## WHAT IS REQUIRED
Copy each line of the material below that includes the string "JSON".

<<<<

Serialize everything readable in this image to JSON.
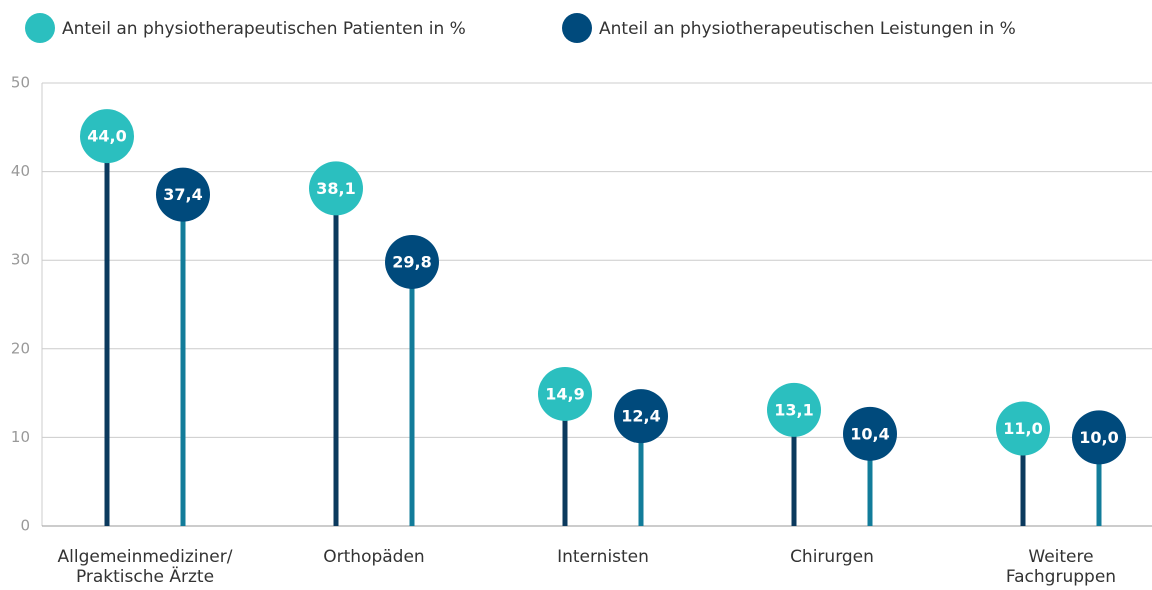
{
  "chart_data": {
    "type": "lollipop",
    "categories": [
      "Allgemeinmediziner/\nPraktische Ärzte",
      "Orthopäden",
      "Internisten",
      "Chirurgen",
      "Weitere\nFachgruppen"
    ],
    "series": [
      {
        "name": "Anteil an physiotherapeutischen Patienten in %",
        "color": "#2bbfbf",
        "stem_color": "#0b3a5e",
        "values": [
          44.0,
          38.1,
          14.9,
          13.1,
          11.0
        ],
        "value_labels": [
          "44,0",
          "38,1",
          "14,9",
          "13,1",
          "11,0"
        ]
      },
      {
        "name": "Anteil an physiotherapeutischen Leistungen in %",
        "color": "#004a7c",
        "stem_color": "#127c9a",
        "values": [
          37.4,
          29.8,
          12.4,
          10.4,
          10.0
        ],
        "value_labels": [
          "37,4",
          "29,8",
          "12,4",
          "10,4",
          "10,0"
        ]
      }
    ],
    "ylim": [
      0,
      50
    ],
    "yticks": [
      0,
      10,
      20,
      30,
      40,
      50
    ],
    "grid": true,
    "legend": "top"
  }
}
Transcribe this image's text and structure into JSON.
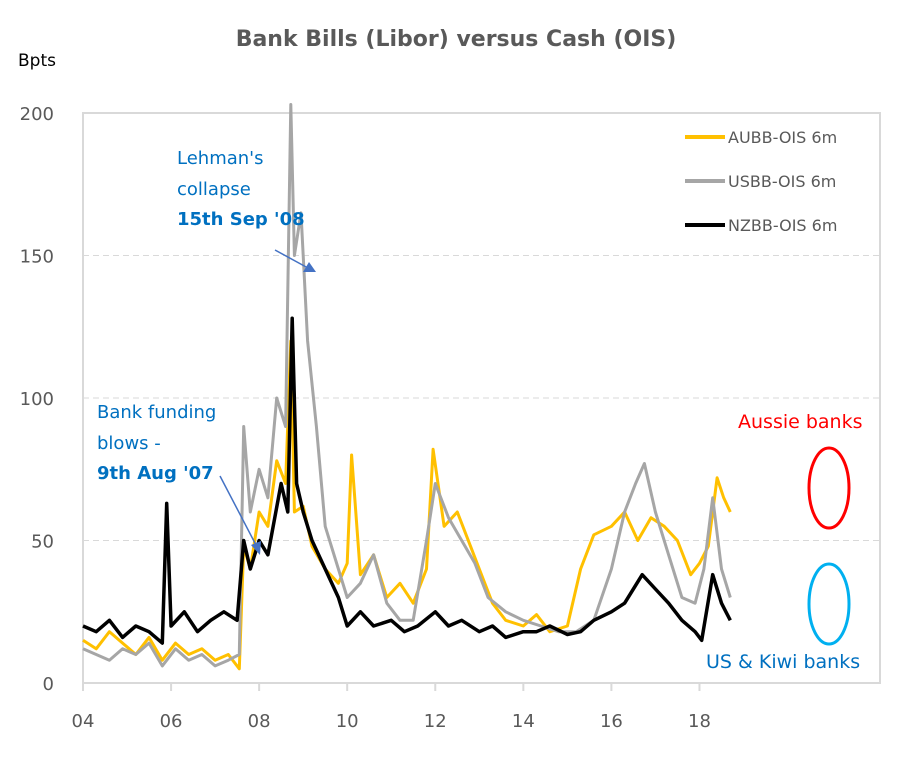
{
  "chart_data": {
    "type": "line",
    "title": "Bank Bills (Libor) versus Cash (OIS)",
    "ylabel": "Bpts",
    "xlabel": "",
    "xlim": [
      2004,
      2022.1
    ],
    "ylim": [
      0,
      200
    ],
    "x_tick_labels": [
      "04",
      "06",
      "08",
      "10",
      "12",
      "14",
      "16",
      "18"
    ],
    "x_ticks": [
      2004,
      2006,
      2008,
      2010,
      2012,
      2014,
      2016,
      2018
    ],
    "y_ticks": [
      0,
      50,
      100,
      150,
      200
    ],
    "grid": "horizontal dashed",
    "legend_position": "top-right",
    "series": [
      {
        "name": "AUBB-OIS 6m",
        "color": "#FFC000",
        "x": [
          2004,
          2004.3,
          2004.6,
          2004.9,
          2005.2,
          2005.5,
          2005.8,
          2006.1,
          2006.4,
          2006.7,
          2007,
          2007.3,
          2007.55,
          2007.65,
          2007.8,
          2008,
          2008.2,
          2008.4,
          2008.6,
          2008.72,
          2008.8,
          2009,
          2009.2,
          2009.5,
          2009.8,
          2010,
          2010.1,
          2010.3,
          2010.6,
          2010.9,
          2011.2,
          2011.5,
          2011.8,
          2011.95,
          2012.2,
          2012.5,
          2012.8,
          2013,
          2013.3,
          2013.6,
          2014,
          2014.3,
          2014.6,
          2015,
          2015.3,
          2015.6,
          2016,
          2016.3,
          2016.6,
          2016.9,
          2017.2,
          2017.5,
          2017.8,
          2018,
          2018.2,
          2018.4,
          2018.55,
          2018.7
        ],
        "y": [
          15,
          12,
          18,
          14,
          10,
          16,
          8,
          14,
          10,
          12,
          8,
          10,
          5,
          48,
          40,
          60,
          55,
          78,
          70,
          120,
          60,
          62,
          48,
          40,
          35,
          42,
          80,
          38,
          45,
          30,
          35,
          28,
          40,
          82,
          55,
          60,
          48,
          40,
          28,
          22,
          20,
          24,
          18,
          20,
          40,
          52,
          55,
          60,
          50,
          58,
          55,
          50,
          38,
          42,
          48,
          72,
          65,
          60
        ]
      },
      {
        "name": "USBB-OIS 6m",
        "color": "#A6A6A6",
        "x": [
          2004,
          2004.3,
          2004.6,
          2004.9,
          2005.2,
          2005.5,
          2005.8,
          2006.1,
          2006.4,
          2006.7,
          2007,
          2007.3,
          2007.55,
          2007.65,
          2007.8,
          2008,
          2008.2,
          2008.4,
          2008.6,
          2008.72,
          2008.8,
          2008.95,
          2009.1,
          2009.3,
          2009.5,
          2009.8,
          2010,
          2010.3,
          2010.6,
          2010.9,
          2011.2,
          2011.5,
          2011.8,
          2012,
          2012.3,
          2012.6,
          2012.9,
          2013.2,
          2013.6,
          2014,
          2014.4,
          2014.8,
          2015.2,
          2015.6,
          2016,
          2016.3,
          2016.55,
          2016.75,
          2017,
          2017.3,
          2017.6,
          2017.9,
          2018.1,
          2018.3,
          2018.5,
          2018.7
        ],
        "y": [
          12,
          10,
          8,
          12,
          10,
          14,
          6,
          12,
          8,
          10,
          6,
          8,
          10,
          90,
          60,
          75,
          65,
          100,
          90,
          205,
          150,
          165,
          120,
          90,
          55,
          40,
          30,
          35,
          45,
          28,
          22,
          22,
          50,
          70,
          58,
          50,
          42,
          30,
          25,
          22,
          20,
          18,
          18,
          22,
          40,
          60,
          70,
          77,
          60,
          45,
          30,
          28,
          40,
          65,
          40,
          30
        ]
      },
      {
        "name": "NZBB-OIS 6m",
        "color": "#000000",
        "x": [
          2004,
          2004.3,
          2004.6,
          2004.9,
          2005.2,
          2005.5,
          2005.8,
          2005.9,
          2006,
          2006.3,
          2006.6,
          2006.9,
          2007.2,
          2007.5,
          2007.65,
          2007.8,
          2008,
          2008.2,
          2008.5,
          2008.65,
          2008.75,
          2008.85,
          2009,
          2009.2,
          2009.5,
          2009.8,
          2010,
          2010.3,
          2010.6,
          2011,
          2011.3,
          2011.6,
          2012,
          2012.3,
          2012.6,
          2013,
          2013.3,
          2013.6,
          2014,
          2014.3,
          2014.6,
          2015,
          2015.3,
          2015.6,
          2016,
          2016.3,
          2016.7,
          2017,
          2017.3,
          2017.6,
          2017.9,
          2018.05,
          2018.3,
          2018.5,
          2018.6,
          2018.7
        ],
        "y": [
          20,
          18,
          22,
          16,
          20,
          18,
          14,
          63,
          20,
          25,
          18,
          22,
          25,
          22,
          50,
          40,
          50,
          45,
          70,
          60,
          128,
          70,
          60,
          50,
          40,
          30,
          20,
          25,
          20,
          22,
          18,
          20,
          25,
          20,
          22,
          18,
          20,
          16,
          18,
          18,
          20,
          17,
          18,
          22,
          25,
          28,
          38,
          33,
          28,
          22,
          18,
          15,
          38,
          28,
          25,
          22
        ]
      }
    ],
    "annotations": {
      "lehman_line1": "Lehman's",
      "lehman_line2": "collapse",
      "lehman_date": "15th Sep '08",
      "funding_line1": "Bank funding",
      "funding_line2": "blows -",
      "funding_date": "9th Aug '07",
      "aussie": "Aussie banks",
      "us_kiwi": "US & Kiwi banks",
      "annotation_color": "#0070C0",
      "aussie_color": "#FF0000",
      "circle_us_color": "#00B0F0"
    }
  }
}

>>>>

## SOLUTION FOR THIS TASK
Serialize everything readable in this image to JSON.
Transcribe this image's text and structure into JSON.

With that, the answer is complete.